start Information given

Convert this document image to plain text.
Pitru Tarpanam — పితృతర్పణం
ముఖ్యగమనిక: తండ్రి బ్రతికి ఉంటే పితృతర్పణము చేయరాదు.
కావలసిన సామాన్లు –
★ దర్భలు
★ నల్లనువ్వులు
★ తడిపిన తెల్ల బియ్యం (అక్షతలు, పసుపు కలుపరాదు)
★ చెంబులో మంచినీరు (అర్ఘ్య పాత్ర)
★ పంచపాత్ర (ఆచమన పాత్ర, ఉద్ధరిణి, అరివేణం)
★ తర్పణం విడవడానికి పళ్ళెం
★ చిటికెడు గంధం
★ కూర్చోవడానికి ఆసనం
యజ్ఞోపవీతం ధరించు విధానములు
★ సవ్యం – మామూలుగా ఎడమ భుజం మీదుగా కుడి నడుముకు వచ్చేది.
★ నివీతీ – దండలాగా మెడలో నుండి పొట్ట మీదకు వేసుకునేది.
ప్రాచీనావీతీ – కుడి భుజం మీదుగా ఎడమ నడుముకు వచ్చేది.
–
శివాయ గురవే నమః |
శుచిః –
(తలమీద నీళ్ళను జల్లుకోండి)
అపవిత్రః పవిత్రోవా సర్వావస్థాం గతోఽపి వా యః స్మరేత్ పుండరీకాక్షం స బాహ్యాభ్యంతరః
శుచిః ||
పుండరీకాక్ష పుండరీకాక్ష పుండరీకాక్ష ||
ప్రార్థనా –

end Information given

Reproduce the listing above word for word.

Convert this document image to plain text.
Pitru Tarpanam — పితృతర్పణం
ముఖ్యగమనిక: తండ్రి బ్రతికి ఉంటే పితృతర్పణము చేయరాదు.
కావలసిన సామాన్లు –
★ దర్భలు
★ నల్లనువ్వులు
★ తడిపిన తెల్ల బియ్యం (అక్షతలు, పసుపు కలుపరాదు)
★ చెంబులో మంచినీరు (అర్ఘ్య పాత్ర)
★ పంచపాత్ర (ఆచమన పాత్ర, ఉద్ధరిణి, అరివేణం)
★ తర్పణం విడవడానికి పళ్ళెం
★ చిటికెడు గంధం
★ కూర్చోవడానికి ఆసనం
యజ్ఞోపవీతం ధరించు విధానములు
★ సవ్యం – మామూలుగా ఎడమ భుజం మీదుగా కుడి నడుముకు వచ్చేది.
★ నివీతీ – దండలాగా మెడలో నుండి పొట్ట మీదకు వేసుకునేది.
ప్రాచీనావీతీ – కుడి భుజం మీదుగా ఎడమ నడుముకు వచ్చేది.
–
శివాయ గురవే నమః |
శుచిః –
(తలమీద నీళ్ళను జల్లుకోండి)
అపవిత్రః పవిత్రోవా సర్వావస్థాం గతోఽపి వా యః స్మరేత్ పుండరీకాక్షం స బాహ్యాభ్యంతరః
శుచిః ||
పుండరీకాక్ష పుండరీకాక్ష పుండరీకాక్ష ||
ప్రార్థనా –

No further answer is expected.